Input for this task >>
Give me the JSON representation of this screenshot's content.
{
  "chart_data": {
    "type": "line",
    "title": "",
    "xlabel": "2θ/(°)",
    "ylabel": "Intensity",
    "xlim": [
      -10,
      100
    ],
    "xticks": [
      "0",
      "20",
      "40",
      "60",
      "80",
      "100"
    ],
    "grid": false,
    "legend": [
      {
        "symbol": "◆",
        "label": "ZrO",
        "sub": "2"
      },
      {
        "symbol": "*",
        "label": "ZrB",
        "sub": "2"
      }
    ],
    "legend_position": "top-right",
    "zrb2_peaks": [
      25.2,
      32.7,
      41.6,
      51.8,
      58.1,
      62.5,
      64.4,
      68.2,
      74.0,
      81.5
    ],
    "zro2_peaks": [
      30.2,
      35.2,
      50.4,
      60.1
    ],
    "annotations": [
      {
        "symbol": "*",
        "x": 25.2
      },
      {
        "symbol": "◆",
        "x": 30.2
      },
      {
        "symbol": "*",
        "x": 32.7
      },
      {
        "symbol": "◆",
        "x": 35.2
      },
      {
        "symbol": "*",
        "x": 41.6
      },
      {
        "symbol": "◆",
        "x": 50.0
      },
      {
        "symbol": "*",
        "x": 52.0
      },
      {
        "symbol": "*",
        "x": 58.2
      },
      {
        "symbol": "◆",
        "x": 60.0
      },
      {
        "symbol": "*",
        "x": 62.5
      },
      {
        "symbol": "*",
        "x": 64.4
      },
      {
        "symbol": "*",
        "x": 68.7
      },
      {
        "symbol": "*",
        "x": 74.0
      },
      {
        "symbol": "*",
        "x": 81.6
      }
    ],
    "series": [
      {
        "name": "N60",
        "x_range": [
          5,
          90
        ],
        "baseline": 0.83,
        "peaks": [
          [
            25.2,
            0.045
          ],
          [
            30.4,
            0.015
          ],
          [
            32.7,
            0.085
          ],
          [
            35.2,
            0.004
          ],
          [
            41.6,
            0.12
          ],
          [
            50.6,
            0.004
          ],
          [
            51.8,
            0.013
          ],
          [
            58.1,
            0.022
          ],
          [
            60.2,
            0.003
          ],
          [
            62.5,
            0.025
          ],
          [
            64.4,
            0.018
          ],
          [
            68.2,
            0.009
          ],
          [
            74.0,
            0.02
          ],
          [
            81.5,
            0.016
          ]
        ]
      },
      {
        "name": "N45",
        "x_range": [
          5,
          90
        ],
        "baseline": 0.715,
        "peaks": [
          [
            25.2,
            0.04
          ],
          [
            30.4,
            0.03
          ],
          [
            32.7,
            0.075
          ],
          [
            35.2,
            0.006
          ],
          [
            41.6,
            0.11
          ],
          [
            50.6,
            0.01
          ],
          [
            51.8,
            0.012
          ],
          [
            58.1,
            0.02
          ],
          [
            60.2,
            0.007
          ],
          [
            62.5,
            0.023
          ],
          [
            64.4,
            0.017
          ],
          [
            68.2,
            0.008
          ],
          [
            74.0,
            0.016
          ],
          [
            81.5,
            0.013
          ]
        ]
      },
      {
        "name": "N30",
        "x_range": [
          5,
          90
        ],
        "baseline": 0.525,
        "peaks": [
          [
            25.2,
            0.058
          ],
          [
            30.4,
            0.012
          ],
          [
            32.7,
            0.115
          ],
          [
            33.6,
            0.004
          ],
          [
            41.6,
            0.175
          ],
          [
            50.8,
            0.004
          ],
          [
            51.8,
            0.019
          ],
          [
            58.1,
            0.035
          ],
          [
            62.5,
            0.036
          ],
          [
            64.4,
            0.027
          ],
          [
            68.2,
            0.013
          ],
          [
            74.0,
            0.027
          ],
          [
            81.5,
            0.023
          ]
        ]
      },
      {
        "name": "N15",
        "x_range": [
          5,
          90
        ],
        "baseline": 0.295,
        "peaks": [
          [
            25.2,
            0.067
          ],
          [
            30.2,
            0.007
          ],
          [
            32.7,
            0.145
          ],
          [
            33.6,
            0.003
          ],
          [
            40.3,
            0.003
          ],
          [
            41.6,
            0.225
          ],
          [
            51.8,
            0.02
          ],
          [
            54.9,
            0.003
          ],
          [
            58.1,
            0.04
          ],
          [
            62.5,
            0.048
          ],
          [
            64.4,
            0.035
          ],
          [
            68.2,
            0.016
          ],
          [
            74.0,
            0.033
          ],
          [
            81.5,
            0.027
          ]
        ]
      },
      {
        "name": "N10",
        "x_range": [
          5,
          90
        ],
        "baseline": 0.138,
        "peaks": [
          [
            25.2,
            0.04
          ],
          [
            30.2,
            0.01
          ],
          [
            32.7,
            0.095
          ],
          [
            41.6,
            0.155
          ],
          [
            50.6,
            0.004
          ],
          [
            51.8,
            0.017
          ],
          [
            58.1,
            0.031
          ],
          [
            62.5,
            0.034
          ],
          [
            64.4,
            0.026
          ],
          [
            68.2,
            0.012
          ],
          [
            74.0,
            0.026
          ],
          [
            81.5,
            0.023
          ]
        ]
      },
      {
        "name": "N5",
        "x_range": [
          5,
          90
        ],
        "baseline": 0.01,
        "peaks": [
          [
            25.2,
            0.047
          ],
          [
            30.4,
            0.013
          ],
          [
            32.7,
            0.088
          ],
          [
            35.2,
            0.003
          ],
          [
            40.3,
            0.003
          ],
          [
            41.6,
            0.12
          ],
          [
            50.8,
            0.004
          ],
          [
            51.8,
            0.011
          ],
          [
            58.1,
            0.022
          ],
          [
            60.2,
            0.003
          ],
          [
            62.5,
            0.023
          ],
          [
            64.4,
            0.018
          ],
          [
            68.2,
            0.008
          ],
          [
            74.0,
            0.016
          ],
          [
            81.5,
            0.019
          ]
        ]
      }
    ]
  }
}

Objective >> Return every line of the material exactly.

Finished answer >>
Give me the JSON representation of this screenshot's content.
{
  "chart_data": {
    "type": "line",
    "title": "",
    "xlabel": "2θ/(°)",
    "ylabel": "Intensity",
    "xlim": [
      -10,
      100
    ],
    "xticks": [
      "0",
      "20",
      "40",
      "60",
      "80",
      "100"
    ],
    "grid": false,
    "legend": [
      {
        "symbol": "◆",
        "label": "ZrO",
        "sub": "2"
      },
      {
        "symbol": "*",
        "label": "ZrB",
        "sub": "2"
      }
    ],
    "legend_position": "top-right",
    "zrb2_peaks": [
      25.2,
      32.7,
      41.6,
      51.8,
      58.1,
      62.5,
      64.4,
      68.2,
      74.0,
      81.5
    ],
    "zro2_peaks": [
      30.2,
      35.2,
      50.4,
      60.1
    ],
    "annotations": [
      {
        "symbol": "*",
        "x": 25.2
      },
      {
        "symbol": "◆",
        "x": 30.2
      },
      {
        "symbol": "*",
        "x": 32.7
      },
      {
        "symbol": "◆",
        "x": 35.2
      },
      {
        "symbol": "*",
        "x": 41.6
      },
      {
        "symbol": "◆",
        "x": 50.0
      },
      {
        "symbol": "*",
        "x": 52.0
      },
      {
        "symbol": "*",
        "x": 58.2
      },
      {
        "symbol": "◆",
        "x": 60.0
      },
      {
        "symbol": "*",
        "x": 62.5
      },
      {
        "symbol": "*",
        "x": 64.4
      },
      {
        "symbol": "*",
        "x": 68.7
      },
      {
        "symbol": "*",
        "x": 74.0
      },
      {
        "symbol": "*",
        "x": 81.6
      }
    ],
    "series": [
      {
        "name": "N60",
        "x_range": [
          5,
          90
        ],
        "baseline": 0.83,
        "peaks": [
          [
            25.2,
            0.045
          ],
          [
            30.4,
            0.015
          ],
          [
            32.7,
            0.085
          ],
          [
            35.2,
            0.004
          ],
          [
            41.6,
            0.12
          ],
          [
            50.6,
            0.004
          ],
          [
            51.8,
            0.013
          ],
          [
            58.1,
            0.022
          ],
          [
            60.2,
            0.003
          ],
          [
            62.5,
            0.025
          ],
          [
            64.4,
            0.018
          ],
          [
            68.2,
            0.009
          ],
          [
            74.0,
            0.02
          ],
          [
            81.5,
            0.016
          ]
        ]
      },
      {
        "name": "N45",
        "x_range": [
          5,
          90
        ],
        "baseline": 0.715,
        "peaks": [
          [
            25.2,
            0.04
          ],
          [
            30.4,
            0.03
          ],
          [
            32.7,
            0.075
          ],
          [
            35.2,
            0.006
          ],
          [
            41.6,
            0.11
          ],
          [
            50.6,
            0.01
          ],
          [
            51.8,
            0.012
          ],
          [
            58.1,
            0.02
          ],
          [
            60.2,
            0.007
          ],
          [
            62.5,
            0.023
          ],
          [
            64.4,
            0.017
          ],
          [
            68.2,
            0.008
          ],
          [
            74.0,
            0.016
          ],
          [
            81.5,
            0.013
          ]
        ]
      },
      {
        "name": "N30",
        "x_range": [
          5,
          90
        ],
        "baseline": 0.525,
        "peaks": [
          [
            25.2,
            0.058
          ],
          [
            30.4,
            0.012
          ],
          [
            32.7,
            0.115
          ],
          [
            33.6,
            0.004
          ],
          [
            41.6,
            0.175
          ],
          [
            50.8,
            0.004
          ],
          [
            51.8,
            0.019
          ],
          [
            58.1,
            0.035
          ],
          [
            62.5,
            0.036
          ],
          [
            64.4,
            0.027
          ],
          [
            68.2,
            0.013
          ],
          [
            74.0,
            0.027
          ],
          [
            81.5,
            0.023
          ]
        ]
      },
      {
        "name": "N15",
        "x_range": [
          5,
          90
        ],
        "baseline": 0.295,
        "peaks": [
          [
            25.2,
            0.067
          ],
          [
            30.2,
            0.007
          ],
          [
            32.7,
            0.145
          ],
          [
            33.6,
            0.003
          ],
          [
            40.3,
            0.003
          ],
          [
            41.6,
            0.225
          ],
          [
            51.8,
            0.02
          ],
          [
            54.9,
            0.003
          ],
          [
            58.1,
            0.04
          ],
          [
            62.5,
            0.048
          ],
          [
            64.4,
            0.035
          ],
          [
            68.2,
            0.016
          ],
          [
            74.0,
            0.033
          ],
          [
            81.5,
            0.027
          ]
        ]
      },
      {
        "name": "N10",
        "x_range": [
          5,
          90
        ],
        "baseline": 0.138,
        "peaks": [
          [
            25.2,
            0.04
          ],
          [
            30.2,
            0.01
          ],
          [
            32.7,
            0.095
          ],
          [
            41.6,
            0.155
          ],
          [
            50.6,
            0.004
          ],
          [
            51.8,
            0.017
          ],
          [
            58.1,
            0.031
          ],
          [
            62.5,
            0.034
          ],
          [
            64.4,
            0.026
          ],
          [
            68.2,
            0.012
          ],
          [
            74.0,
            0.026
          ],
          [
            81.5,
            0.023
          ]
        ]
      },
      {
        "name": "N5",
        "x_range": [
          5,
          90
        ],
        "baseline": 0.01,
        "peaks": [
          [
            25.2,
            0.047
          ],
          [
            30.4,
            0.013
          ],
          [
            32.7,
            0.088
          ],
          [
            35.2,
            0.003
          ],
          [
            40.3,
            0.003
          ],
          [
            41.6,
            0.12
          ],
          [
            50.8,
            0.004
          ],
          [
            51.8,
            0.011
          ],
          [
            58.1,
            0.022
          ],
          [
            60.2,
            0.003
          ],
          [
            62.5,
            0.023
          ],
          [
            64.4,
            0.018
          ],
          [
            68.2,
            0.008
          ],
          [
            74.0,
            0.016
          ],
          [
            81.5,
            0.019
          ]
        ]
      }
    ]
  }
}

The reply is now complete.